Document text records:
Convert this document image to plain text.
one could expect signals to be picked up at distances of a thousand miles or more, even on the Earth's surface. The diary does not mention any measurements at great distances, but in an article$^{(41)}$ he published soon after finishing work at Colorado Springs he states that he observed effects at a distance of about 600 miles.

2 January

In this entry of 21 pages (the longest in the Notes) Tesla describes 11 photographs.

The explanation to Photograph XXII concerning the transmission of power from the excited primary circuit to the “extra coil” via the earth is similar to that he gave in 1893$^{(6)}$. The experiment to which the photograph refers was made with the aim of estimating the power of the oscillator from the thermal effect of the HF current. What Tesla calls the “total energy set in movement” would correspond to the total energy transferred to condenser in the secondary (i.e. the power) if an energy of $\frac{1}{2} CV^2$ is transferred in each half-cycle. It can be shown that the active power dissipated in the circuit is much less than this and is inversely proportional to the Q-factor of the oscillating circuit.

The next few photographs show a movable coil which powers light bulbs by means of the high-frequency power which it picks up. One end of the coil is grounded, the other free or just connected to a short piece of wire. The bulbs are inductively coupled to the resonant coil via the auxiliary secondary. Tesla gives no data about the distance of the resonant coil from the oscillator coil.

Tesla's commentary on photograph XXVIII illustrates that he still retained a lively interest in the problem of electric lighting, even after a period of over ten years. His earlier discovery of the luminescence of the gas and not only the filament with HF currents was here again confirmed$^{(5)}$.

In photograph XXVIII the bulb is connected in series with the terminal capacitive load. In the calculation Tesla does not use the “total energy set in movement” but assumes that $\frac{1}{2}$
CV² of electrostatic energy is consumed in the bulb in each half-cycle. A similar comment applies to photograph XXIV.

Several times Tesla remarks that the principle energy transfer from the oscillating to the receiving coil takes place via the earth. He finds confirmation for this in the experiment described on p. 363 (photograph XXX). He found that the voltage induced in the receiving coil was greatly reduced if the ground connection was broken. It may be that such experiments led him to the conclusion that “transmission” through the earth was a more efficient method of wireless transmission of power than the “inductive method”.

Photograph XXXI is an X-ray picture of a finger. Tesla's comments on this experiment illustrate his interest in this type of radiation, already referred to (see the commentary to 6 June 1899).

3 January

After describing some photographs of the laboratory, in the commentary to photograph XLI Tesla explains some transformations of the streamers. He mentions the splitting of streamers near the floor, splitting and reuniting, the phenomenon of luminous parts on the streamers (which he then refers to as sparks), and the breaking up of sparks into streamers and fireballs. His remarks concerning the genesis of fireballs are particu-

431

:: Description of the task ::
Check every line above for the string "interest", and copy the ones that have it.

:: Output for this task ::
Tesla's commentary on photograph XXVIII illustrates that he still retained a lively interest in the problem of electric lighting, even after a period of over ten years. His earlier discovery of the luminescence of the gas and not only the filament with HF currents was here again confirmed$^{(5)}$.
Photograph XXXI is an X-ray picture of a finger. Tesla's comments on this experiment illustrate his interest in this type of radiation, already referred to (see the commentary to 6 June 1899).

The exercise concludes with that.